_EXERCISE PROMPT_
Scan the listing and work out how many lines contain the word "ylabel". Nothing but the number should be given.

_DATASET EXTRACT_
--- Begin ---

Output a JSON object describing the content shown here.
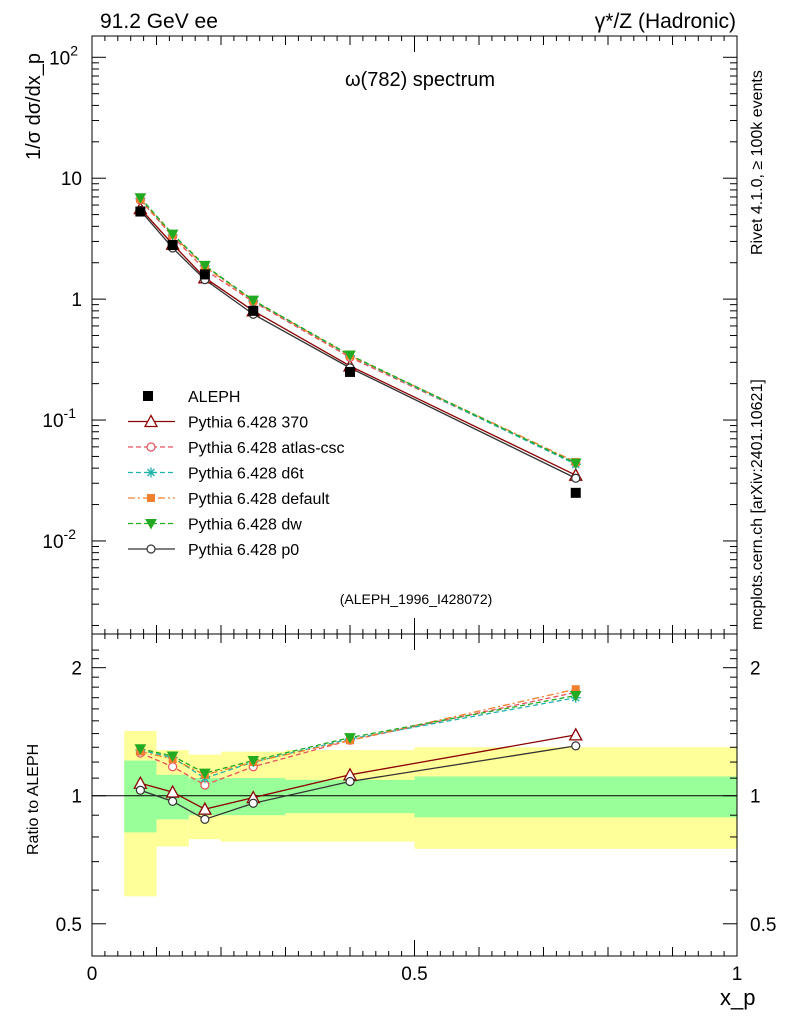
{
  "header": {
    "left": "91.2 GeV ee",
    "right": "γ*/Z (Hadronic)"
  },
  "side_labels": {
    "rivet": "Rivet 4.1.0, ≥ 100k events",
    "mcplots": "mcplots.cern.ch [arXiv:2401.10621]"
  },
  "chart_data": [
    {
      "type": "line",
      "title": "ω(782) spectrum",
      "watermark": "(ALEPH_1996_I428072)",
      "ylabel": "1/σ  dσ/dx_p",
      "yscale": "log",
      "ylim": [
        0.0017,
        150
      ],
      "xlim": [
        0,
        1
      ],
      "yticks": [
        {
          "value": 100,
          "label": "10^2"
        },
        {
          "value": 10,
          "label": "10"
        },
        {
          "value": 1,
          "label": "1"
        },
        {
          "value": 0.1,
          "label": "10^-1"
        },
        {
          "value": 0.01,
          "label": "10^-2"
        }
      ],
      "legend": "center-left",
      "data": {
        "name": "ALEPH",
        "x": [
          0.075,
          0.125,
          0.175,
          0.25,
          0.4,
          0.75
        ],
        "y": [
          5.3,
          2.8,
          1.6,
          0.8,
          0.25,
          0.025
        ]
      },
      "series": [
        {
          "name": "Pythia 6.428 370",
          "color": "#8b0000",
          "dash": "solid",
          "marker": "triangle-open",
          "y": [
            5.6,
            2.85,
            1.5,
            0.8,
            0.28,
            0.035
          ]
        },
        {
          "name": "Pythia 6.428 atlas-csc",
          "color": "#e8505b",
          "dash": "dashed",
          "marker": "circle-open",
          "y": [
            6.6,
            3.3,
            1.75,
            0.95,
            0.33,
            0.044
          ]
        },
        {
          "name": "Pythia 6.428 d6t",
          "color": "#20b2aa",
          "dash": "dashed",
          "marker": "asterisk",
          "y": [
            6.8,
            3.4,
            1.88,
            0.97,
            0.34,
            0.043
          ]
        },
        {
          "name": "Pythia 6.428 default",
          "color": "#f08030",
          "dash": "dashdot",
          "marker": "square-filled",
          "y": [
            6.7,
            3.4,
            1.85,
            0.97,
            0.34,
            0.045
          ]
        },
        {
          "name": "Pythia 6.428 dw",
          "color": "#22aa22",
          "dash": "dashed",
          "marker": "triangle-down-filled",
          "y": [
            6.9,
            3.45,
            1.9,
            0.98,
            0.345,
            0.044
          ]
        },
        {
          "name": "Pythia 6.428 p0",
          "color": "#333333",
          "dash": "solid",
          "marker": "circle-open",
          "y": [
            5.4,
            2.65,
            1.45,
            0.75,
            0.27,
            0.033
          ]
        }
      ]
    },
    {
      "type": "line",
      "title": "",
      "ylabel": "Ratio to ALEPH",
      "xlabel": "x_p",
      "yscale": "log",
      "ylim": [
        0.42,
        2.4
      ],
      "xlim": [
        0,
        1
      ],
      "yticks": [
        {
          "value": 0.5,
          "label": "0.5"
        },
        {
          "value": 1,
          "label": "1"
        },
        {
          "value": 2,
          "label": "2"
        }
      ],
      "xticks": [
        {
          "value": 0,
          "label": "0"
        },
        {
          "value": 0.5,
          "label": "0.5"
        },
        {
          "value": 1,
          "label": "1"
        }
      ],
      "bands": [
        {
          "x0": 0.05,
          "x1": 0.1,
          "stat_lo": 0.82,
          "stat_hi": 1.21,
          "tot_lo": 0.58,
          "tot_hi": 1.42
        },
        {
          "x0": 0.1,
          "x1": 0.15,
          "stat_lo": 0.88,
          "stat_hi": 1.12,
          "tot_lo": 0.76,
          "tot_hi": 1.28
        },
        {
          "x0": 0.15,
          "x1": 0.2,
          "stat_lo": 0.9,
          "stat_hi": 1.1,
          "tot_lo": 0.79,
          "tot_hi": 1.25
        },
        {
          "x0": 0.2,
          "x1": 0.3,
          "stat_lo": 0.9,
          "stat_hi": 1.1,
          "tot_lo": 0.78,
          "tot_hi": 1.27
        },
        {
          "x0": 0.3,
          "x1": 0.5,
          "stat_lo": 0.91,
          "stat_hi": 1.09,
          "tot_lo": 0.78,
          "tot_hi": 1.28
        },
        {
          "x0": 0.5,
          "x1": 1.0,
          "stat_lo": 0.89,
          "stat_hi": 1.11,
          "tot_lo": 0.75,
          "tot_hi": 1.3
        }
      ],
      "x": [
        0.075,
        0.125,
        0.175,
        0.25,
        0.4,
        0.75
      ],
      "series": [
        {
          "name": "Pythia 6.428 370",
          "y": [
            1.07,
            1.02,
            0.93,
            0.99,
            1.12,
            1.39
          ]
        },
        {
          "name": "Pythia 6.428 atlas-csc",
          "y": [
            1.26,
            1.17,
            1.06,
            1.17,
            1.35,
            1.75
          ]
        },
        {
          "name": "Pythia 6.428 d6t",
          "y": [
            1.28,
            1.23,
            1.1,
            1.2,
            1.36,
            1.7
          ]
        },
        {
          "name": "Pythia 6.428 default",
          "y": [
            1.27,
            1.22,
            1.12,
            1.2,
            1.35,
            1.78
          ]
        },
        {
          "name": "Pythia 6.428 dw",
          "y": [
            1.29,
            1.24,
            1.13,
            1.21,
            1.37,
            1.72
          ]
        },
        {
          "name": "Pythia 6.428 p0",
          "y": [
            1.03,
            0.97,
            0.88,
            0.96,
            1.08,
            1.31
          ]
        }
      ]
    }
  ]
}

--- End ---

_CORRECT ANSWER_
2